INFORMATION PROVIDED:
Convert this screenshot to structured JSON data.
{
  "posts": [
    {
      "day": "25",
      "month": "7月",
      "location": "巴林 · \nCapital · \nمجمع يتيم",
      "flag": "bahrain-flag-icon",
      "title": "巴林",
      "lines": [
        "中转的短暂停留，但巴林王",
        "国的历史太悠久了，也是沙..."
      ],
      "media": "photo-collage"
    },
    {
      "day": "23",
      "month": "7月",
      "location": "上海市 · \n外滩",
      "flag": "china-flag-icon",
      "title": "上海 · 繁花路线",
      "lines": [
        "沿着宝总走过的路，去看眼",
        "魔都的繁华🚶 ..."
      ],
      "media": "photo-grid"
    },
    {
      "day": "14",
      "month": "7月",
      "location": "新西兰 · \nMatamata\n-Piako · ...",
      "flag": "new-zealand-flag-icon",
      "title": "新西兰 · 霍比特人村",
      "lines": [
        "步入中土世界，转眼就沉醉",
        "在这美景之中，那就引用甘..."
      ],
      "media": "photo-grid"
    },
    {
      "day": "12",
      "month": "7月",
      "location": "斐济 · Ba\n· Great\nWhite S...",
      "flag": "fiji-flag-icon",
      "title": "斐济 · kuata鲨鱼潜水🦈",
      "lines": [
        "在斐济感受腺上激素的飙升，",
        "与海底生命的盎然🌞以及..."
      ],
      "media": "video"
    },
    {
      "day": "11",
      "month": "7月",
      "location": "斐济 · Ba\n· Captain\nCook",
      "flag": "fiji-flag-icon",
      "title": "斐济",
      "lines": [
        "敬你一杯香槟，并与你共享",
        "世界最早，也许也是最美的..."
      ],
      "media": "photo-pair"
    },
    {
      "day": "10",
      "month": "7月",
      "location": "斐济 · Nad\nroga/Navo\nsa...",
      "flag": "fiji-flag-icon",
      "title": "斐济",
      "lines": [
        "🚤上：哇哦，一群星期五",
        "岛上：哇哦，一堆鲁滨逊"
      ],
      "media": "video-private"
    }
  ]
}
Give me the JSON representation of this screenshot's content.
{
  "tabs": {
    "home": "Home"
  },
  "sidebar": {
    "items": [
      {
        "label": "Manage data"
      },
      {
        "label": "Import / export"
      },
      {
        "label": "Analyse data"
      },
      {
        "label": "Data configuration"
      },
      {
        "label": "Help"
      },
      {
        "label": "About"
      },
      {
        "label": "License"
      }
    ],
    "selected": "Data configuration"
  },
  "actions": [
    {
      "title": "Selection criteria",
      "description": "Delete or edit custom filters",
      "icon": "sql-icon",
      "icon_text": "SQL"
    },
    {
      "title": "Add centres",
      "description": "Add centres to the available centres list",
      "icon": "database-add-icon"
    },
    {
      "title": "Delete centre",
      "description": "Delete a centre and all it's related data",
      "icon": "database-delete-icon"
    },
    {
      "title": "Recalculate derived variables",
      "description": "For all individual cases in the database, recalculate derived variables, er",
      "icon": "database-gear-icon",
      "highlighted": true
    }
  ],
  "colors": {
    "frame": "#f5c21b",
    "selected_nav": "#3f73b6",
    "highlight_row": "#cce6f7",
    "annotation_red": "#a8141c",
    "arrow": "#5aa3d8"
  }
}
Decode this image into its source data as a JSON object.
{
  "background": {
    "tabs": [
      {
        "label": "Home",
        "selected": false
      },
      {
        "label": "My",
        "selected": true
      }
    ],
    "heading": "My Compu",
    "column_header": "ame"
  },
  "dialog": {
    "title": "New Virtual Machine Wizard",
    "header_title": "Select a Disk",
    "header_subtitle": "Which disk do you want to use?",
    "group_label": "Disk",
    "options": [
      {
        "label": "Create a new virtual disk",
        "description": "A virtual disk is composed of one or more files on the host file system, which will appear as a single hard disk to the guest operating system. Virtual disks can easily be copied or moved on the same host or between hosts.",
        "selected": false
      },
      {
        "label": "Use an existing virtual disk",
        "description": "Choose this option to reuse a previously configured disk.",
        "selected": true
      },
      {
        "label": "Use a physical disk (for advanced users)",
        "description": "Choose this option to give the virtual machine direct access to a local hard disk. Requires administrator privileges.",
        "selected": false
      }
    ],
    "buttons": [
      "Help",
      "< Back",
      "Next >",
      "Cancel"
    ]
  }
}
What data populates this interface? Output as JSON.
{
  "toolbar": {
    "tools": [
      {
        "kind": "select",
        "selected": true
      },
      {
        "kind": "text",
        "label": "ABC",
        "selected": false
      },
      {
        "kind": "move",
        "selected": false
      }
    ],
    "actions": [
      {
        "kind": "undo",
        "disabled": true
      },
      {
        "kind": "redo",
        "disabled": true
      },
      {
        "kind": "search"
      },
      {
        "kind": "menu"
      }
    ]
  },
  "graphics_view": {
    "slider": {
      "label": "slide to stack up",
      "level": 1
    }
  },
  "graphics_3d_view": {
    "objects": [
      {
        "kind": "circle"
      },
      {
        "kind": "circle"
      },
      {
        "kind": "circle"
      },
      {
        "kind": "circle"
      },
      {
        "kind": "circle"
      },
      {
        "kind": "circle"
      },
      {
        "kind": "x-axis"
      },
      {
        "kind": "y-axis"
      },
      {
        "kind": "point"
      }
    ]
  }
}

WHAT TO DO: In the listing above, locate each line with "photo" and copy it.

FINISHED EXERCISE:
      "media": "photo-collage"
      "media": "photo-grid"
      "media": "photo-grid"
      "media": "photo-pair"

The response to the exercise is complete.